=== EXERCISE GOAL ===
Once the pictures are set aside, transcribe the remaining data exactly.

───── SUPPLIED MATERIAL ─────

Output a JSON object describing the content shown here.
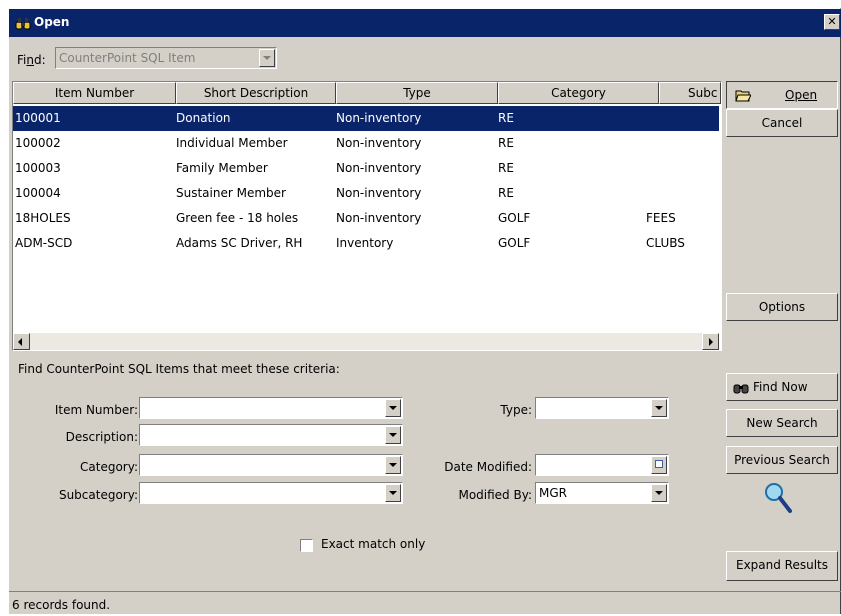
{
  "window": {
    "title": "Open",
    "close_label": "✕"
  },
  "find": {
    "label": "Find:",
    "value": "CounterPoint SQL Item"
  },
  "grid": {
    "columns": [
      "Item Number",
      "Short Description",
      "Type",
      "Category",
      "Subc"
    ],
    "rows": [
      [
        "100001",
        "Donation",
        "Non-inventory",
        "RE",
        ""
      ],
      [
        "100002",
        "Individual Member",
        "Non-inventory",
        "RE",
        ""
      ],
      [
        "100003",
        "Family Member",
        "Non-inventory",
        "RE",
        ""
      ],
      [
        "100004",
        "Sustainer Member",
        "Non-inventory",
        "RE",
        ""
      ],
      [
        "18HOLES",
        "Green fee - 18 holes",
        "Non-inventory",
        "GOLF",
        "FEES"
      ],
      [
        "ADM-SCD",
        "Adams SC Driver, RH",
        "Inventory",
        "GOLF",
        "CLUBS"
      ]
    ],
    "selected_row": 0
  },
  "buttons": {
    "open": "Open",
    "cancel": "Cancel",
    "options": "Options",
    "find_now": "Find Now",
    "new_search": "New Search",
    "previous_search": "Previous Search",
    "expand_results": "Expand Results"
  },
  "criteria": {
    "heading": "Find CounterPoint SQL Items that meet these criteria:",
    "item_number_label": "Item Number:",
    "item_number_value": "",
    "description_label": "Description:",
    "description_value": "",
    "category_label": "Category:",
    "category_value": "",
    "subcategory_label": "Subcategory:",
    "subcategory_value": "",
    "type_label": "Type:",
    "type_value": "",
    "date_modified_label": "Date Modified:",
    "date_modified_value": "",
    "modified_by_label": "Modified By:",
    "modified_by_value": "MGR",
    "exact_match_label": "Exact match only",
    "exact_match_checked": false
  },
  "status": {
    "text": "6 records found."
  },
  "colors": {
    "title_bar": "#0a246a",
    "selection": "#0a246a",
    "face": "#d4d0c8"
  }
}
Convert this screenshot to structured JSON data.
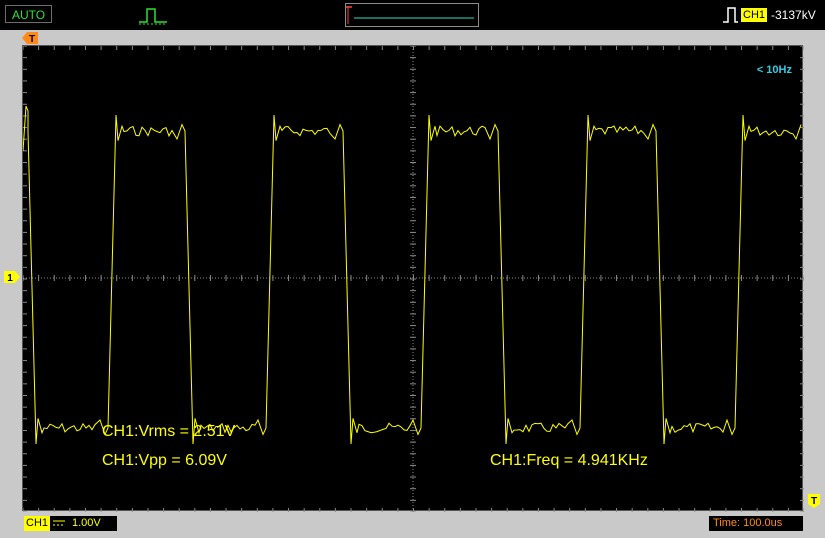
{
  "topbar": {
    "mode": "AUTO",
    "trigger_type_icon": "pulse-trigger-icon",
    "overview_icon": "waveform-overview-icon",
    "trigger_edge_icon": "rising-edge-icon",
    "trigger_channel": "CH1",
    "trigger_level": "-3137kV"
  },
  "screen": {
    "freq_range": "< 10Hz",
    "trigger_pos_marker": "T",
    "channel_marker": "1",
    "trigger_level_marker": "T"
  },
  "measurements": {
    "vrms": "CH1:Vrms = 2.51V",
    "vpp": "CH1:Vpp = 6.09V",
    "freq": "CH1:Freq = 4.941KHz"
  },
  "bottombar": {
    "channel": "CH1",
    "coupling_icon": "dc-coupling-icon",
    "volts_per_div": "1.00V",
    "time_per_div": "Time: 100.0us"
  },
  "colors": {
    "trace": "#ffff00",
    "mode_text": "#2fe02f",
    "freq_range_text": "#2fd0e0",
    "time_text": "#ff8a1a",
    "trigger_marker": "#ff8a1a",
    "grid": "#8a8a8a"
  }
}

─────

=== FINAL ANSWER ===
Output a JSON object describing the content shown here.
{
  "window": {
    "title": "Open",
    "close_label": "✕"
  },
  "find": {
    "label": "Find:",
    "value": "CounterPoint SQL Item"
  },
  "grid": {
    "columns": [
      "Item Number",
      "Short Description",
      "Type",
      "Category",
      "Subc"
    ],
    "rows": [
      [
        "100001",
        "Donation",
        "Non-inventory",
        "RE",
        ""
      ],
      [
        "100002",
        "Individual Member",
        "Non-inventory",
        "RE",
        ""
      ],
      [
        "100003",
        "Family Member",
        "Non-inventory",
        "RE",
        ""
      ],
      [
        "100004",
        "Sustainer Member",
        "Non-inventory",
        "RE",
        ""
      ],
      [
        "18HOLES",
        "Green fee - 18 holes",
        "Non-inventory",
        "GOLF",
        "FEES"
      ],
      [
        "ADM-SCD",
        "Adams SC Driver, RH",
        "Inventory",
        "GOLF",
        "CLUBS"
      ]
    ],
    "selected_row": 0
  },
  "buttons": {
    "open": "Open",
    "cancel": "Cancel",
    "options": "Options",
    "find_now": "Find Now",
    "new_search": "New Search",
    "previous_search": "Previous Search",
    "expand_results": "Expand Results"
  },
  "criteria": {
    "heading": "Find CounterPoint SQL Items that meet these criteria:",
    "item_number_label": "Item Number:",
    "item_number_value": "",
    "description_label": "Description:",
    "description_value": "",
    "category_label": "Category:",
    "category_value": "",
    "subcategory_label": "Subcategory:",
    "subcategory_value": "",
    "type_label": "Type:",
    "type_value": "",
    "date_modified_label": "Date Modified:",
    "date_modified_value": "",
    "modified_by_label": "Modified By:",
    "modified_by_value": "MGR",
    "exact_match_label": "Exact match only",
    "exact_match_checked": false
  },
  "status": {
    "text": "6 records found."
  },
  "colors": {
    "title_bar": "#0a246a",
    "selection": "#0a246a",
    "face": "#d4d0c8"
  }
}
Convert this screenshot to structured JSON data.
{
  "topbar": {
    "mode": "AUTO",
    "trigger_type_icon": "pulse-trigger-icon",
    "overview_icon": "waveform-overview-icon",
    "trigger_edge_icon": "rising-edge-icon",
    "trigger_channel": "CH1",
    "trigger_level": "-3137kV"
  },
  "screen": {
    "freq_range": "< 10Hz",
    "trigger_pos_marker": "T",
    "channel_marker": "1",
    "trigger_level_marker": "T"
  },
  "measurements": {
    "vrms": "CH1:Vrms = 2.51V",
    "vpp": "CH1:Vpp = 6.09V",
    "freq": "CH1:Freq = 4.941KHz"
  },
  "bottombar": {
    "channel": "CH1",
    "coupling_icon": "dc-coupling-icon",
    "volts_per_div": "1.00V",
    "time_per_div": "Time: 100.0us"
  },
  "colors": {
    "trace": "#ffff00",
    "mode_text": "#2fe02f",
    "freq_range_text": "#2fd0e0",
    "time_text": "#ff8a1a",
    "trigger_marker": "#ff8a1a",
    "grid": "#8a8a8a"
  }
}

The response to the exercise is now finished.